Material supplied:
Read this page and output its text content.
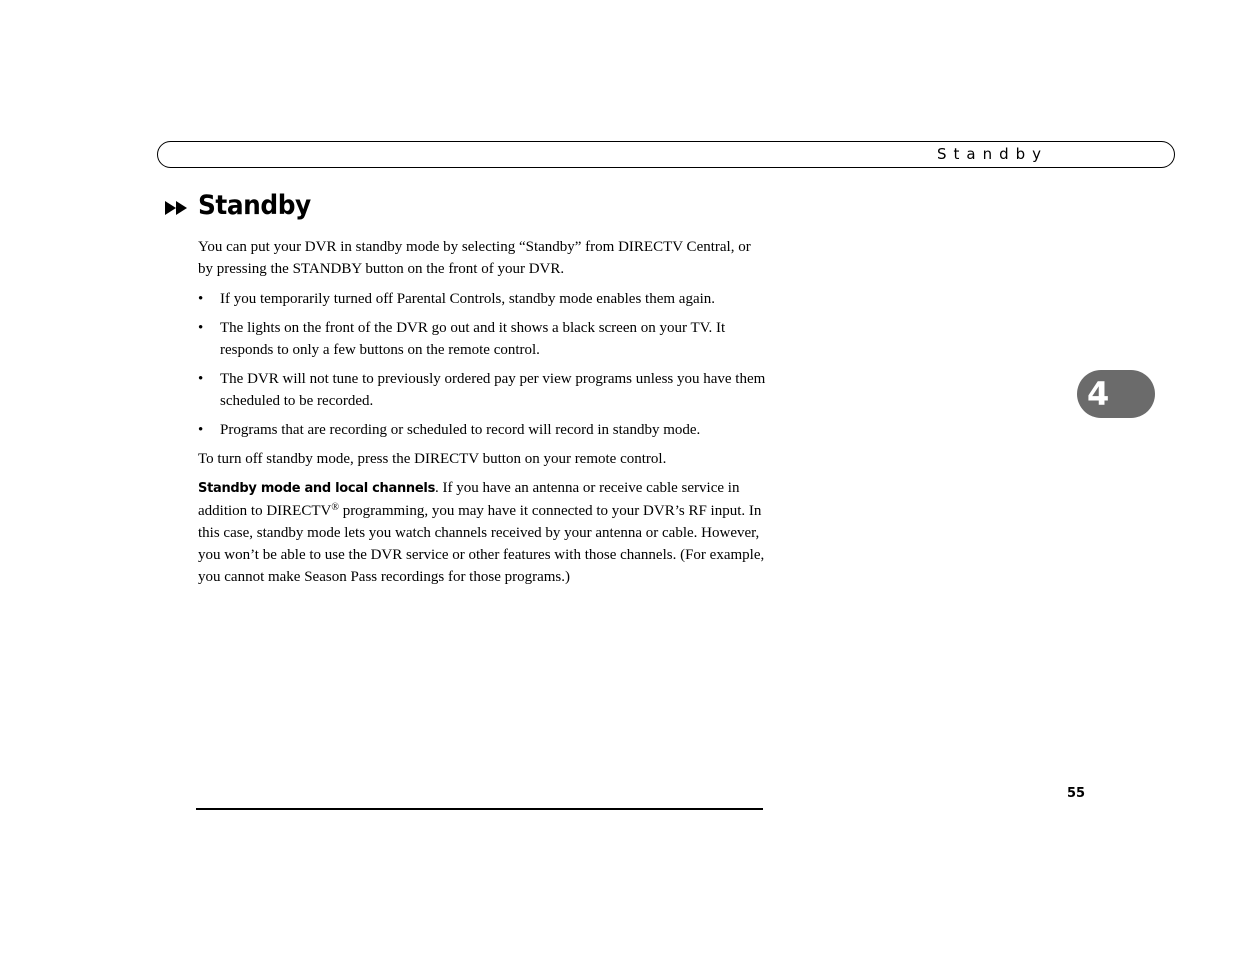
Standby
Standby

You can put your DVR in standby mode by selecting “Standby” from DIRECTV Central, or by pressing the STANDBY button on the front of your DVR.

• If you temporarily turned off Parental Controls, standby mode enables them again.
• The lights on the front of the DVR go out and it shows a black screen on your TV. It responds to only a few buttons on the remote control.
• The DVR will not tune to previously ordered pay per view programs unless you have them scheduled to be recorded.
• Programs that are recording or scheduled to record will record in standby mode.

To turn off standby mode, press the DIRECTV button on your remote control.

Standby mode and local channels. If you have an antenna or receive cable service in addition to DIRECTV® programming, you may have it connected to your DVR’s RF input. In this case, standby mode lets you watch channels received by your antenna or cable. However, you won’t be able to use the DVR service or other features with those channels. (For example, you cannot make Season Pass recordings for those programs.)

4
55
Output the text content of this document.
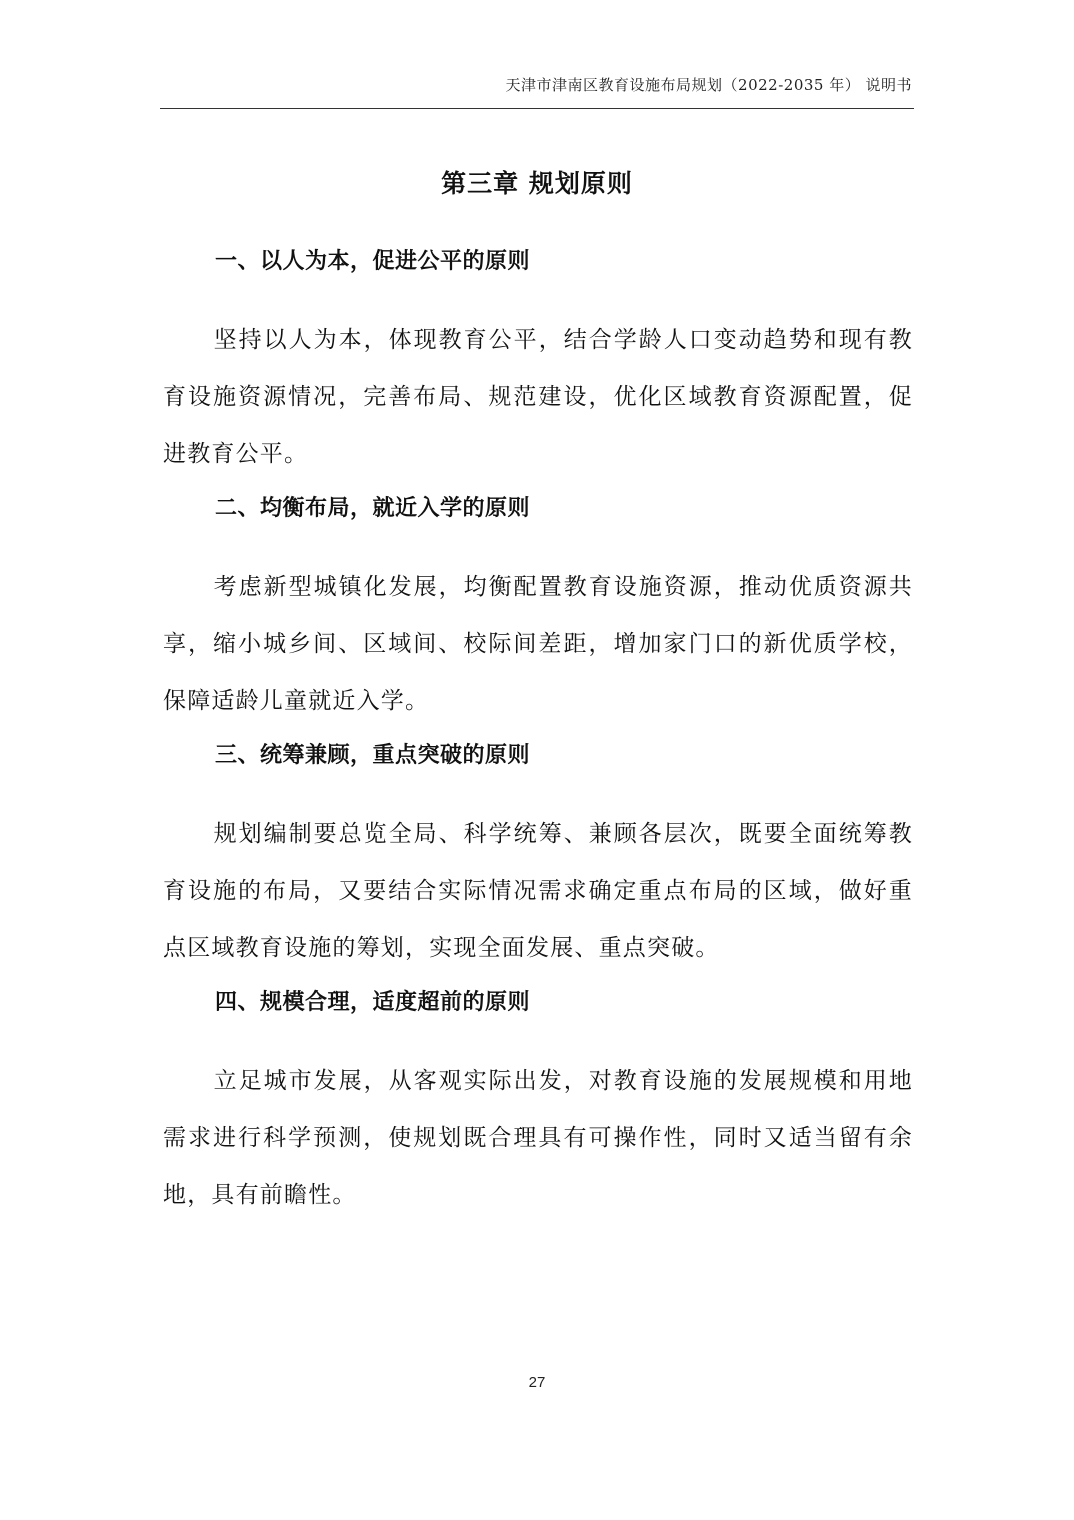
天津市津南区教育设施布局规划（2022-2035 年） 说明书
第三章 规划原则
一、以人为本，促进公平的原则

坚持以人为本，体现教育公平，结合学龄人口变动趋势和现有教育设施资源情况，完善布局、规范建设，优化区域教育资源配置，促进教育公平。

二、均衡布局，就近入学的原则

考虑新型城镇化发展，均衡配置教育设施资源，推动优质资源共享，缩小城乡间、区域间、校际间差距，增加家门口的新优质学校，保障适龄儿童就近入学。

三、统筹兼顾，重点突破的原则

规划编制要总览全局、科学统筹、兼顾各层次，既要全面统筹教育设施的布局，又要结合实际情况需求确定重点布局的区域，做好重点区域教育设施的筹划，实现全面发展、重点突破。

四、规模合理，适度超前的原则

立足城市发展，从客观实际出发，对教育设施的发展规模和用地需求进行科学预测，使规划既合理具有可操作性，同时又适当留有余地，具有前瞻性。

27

Job: Write out every entry again word for word, without any of the pictures.

Response to this task:
Read this page and output its text content.
Standby
Standby

You can put your DVR in standby mode by selecting “Standby” from DIRECTV Central, or by pressing the STANDBY button on the front of your DVR.

• If you temporarily turned off Parental Controls, standby mode enables them again.
• The lights on the front of the DVR go out and it shows a black screen on your TV. It responds to only a few buttons on the remote control.
• The DVR will not tune to previously ordered pay per view programs unless you have them scheduled to be recorded.
• Programs that are recording or scheduled to record will record in standby mode.

To turn off standby mode, press the DIRECTV button on your remote control.

Standby mode and local channels. If you have an antenna or receive cable service in addition to DIRECTV® programming, you may have it connected to your DVR’s RF input. In this case, standby mode lets you watch channels received by your antenna or cable. However, you won’t be able to use the DVR service or other features with those channels. (For example, you cannot make Season Pass recordings for those programs.)

4
55
Output the text content of this document.
天津市津南区教育设施布局规划（2022-2035 年） 说明书
第三章 规划原则
一、以人为本，促进公平的原则

坚持以人为本，体现教育公平，结合学龄人口变动趋势和现有教育设施资源情况，完善布局、规范建设，优化区域教育资源配置，促进教育公平。

二、均衡布局，就近入学的原则

考虑新型城镇化发展，均衡配置教育设施资源，推动优质资源共享，缩小城乡间、区域间、校际间差距，增加家门口的新优质学校，保障适龄儿童就近入学。

三、统筹兼顾，重点突破的原则

规划编制要总览全局、科学统筹、兼顾各层次，既要全面统筹教育设施的布局，又要结合实际情况需求确定重点布局的区域，做好重点区域教育设施的筹划，实现全面发展、重点突破。

四、规模合理，适度超前的原则

立足城市发展，从客观实际出发，对教育设施的发展规模和用地需求进行科学预测，使规划既合理具有可操作性，同时又适当留有余地，具有前瞻性。

27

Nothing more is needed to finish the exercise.